[Element and coordinate rows]
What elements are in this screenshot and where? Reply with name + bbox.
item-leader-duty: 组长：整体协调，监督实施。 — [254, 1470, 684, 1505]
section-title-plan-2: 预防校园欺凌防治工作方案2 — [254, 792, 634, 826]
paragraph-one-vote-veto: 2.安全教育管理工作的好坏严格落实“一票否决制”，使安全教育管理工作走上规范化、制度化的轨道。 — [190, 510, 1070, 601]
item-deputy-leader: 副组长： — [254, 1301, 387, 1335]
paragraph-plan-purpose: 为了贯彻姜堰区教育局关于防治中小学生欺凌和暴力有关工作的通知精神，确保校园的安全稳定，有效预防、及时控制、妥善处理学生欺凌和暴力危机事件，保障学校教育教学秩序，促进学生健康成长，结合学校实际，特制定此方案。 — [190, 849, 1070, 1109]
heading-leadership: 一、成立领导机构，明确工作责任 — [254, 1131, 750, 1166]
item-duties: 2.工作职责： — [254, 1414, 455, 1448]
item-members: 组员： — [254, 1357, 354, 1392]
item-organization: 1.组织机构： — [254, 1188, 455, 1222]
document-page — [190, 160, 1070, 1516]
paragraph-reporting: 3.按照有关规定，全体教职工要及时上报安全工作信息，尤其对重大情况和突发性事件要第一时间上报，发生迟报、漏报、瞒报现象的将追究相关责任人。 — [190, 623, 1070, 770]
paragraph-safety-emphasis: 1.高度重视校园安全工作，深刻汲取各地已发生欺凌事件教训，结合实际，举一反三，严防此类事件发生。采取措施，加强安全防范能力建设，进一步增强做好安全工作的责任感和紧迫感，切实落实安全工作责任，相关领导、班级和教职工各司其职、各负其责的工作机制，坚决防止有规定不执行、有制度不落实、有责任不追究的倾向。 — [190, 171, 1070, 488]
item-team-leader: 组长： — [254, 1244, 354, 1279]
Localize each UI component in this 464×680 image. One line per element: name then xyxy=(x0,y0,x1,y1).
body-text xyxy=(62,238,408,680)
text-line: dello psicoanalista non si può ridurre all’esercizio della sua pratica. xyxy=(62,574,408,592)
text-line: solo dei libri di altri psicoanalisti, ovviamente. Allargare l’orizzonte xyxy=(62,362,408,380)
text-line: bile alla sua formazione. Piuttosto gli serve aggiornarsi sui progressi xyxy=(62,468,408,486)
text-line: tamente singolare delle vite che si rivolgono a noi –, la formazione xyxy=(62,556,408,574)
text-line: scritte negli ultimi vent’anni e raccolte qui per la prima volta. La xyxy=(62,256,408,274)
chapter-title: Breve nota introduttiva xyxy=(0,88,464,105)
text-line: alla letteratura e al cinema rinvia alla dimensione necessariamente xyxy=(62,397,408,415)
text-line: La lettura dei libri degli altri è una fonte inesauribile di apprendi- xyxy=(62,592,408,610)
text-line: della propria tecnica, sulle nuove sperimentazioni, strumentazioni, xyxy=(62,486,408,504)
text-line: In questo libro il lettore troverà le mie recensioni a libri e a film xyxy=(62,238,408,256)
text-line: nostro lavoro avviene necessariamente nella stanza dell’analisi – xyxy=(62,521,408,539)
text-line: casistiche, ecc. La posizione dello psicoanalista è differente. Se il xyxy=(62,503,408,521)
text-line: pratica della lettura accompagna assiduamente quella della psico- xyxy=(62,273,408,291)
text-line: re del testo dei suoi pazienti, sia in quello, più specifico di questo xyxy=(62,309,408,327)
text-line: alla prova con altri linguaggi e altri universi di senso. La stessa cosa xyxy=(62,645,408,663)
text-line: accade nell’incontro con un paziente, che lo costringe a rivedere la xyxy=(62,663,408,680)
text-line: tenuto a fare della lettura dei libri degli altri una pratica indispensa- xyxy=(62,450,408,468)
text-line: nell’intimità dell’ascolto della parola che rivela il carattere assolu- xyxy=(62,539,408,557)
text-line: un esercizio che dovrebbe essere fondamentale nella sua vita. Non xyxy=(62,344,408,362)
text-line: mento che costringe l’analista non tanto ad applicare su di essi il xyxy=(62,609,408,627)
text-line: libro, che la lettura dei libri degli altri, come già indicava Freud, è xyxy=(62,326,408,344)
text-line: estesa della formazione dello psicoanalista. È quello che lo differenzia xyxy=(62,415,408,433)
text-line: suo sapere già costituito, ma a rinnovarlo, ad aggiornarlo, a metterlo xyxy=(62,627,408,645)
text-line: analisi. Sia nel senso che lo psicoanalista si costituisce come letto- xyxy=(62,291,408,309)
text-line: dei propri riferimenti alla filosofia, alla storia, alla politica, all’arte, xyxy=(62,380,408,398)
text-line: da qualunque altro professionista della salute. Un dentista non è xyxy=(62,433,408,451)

- EXERCISE -
Collect every row above that contains the string "libro", matching case exactly.

- SOLUTION -
text-line: In questo libro il lettore troverà le mie recensioni a libri e a film xyxy=(62,238,408,256)
text-line: libro, che la lettura dei libri degli altri, come già indicava Freud, è xyxy=(62,326,408,344)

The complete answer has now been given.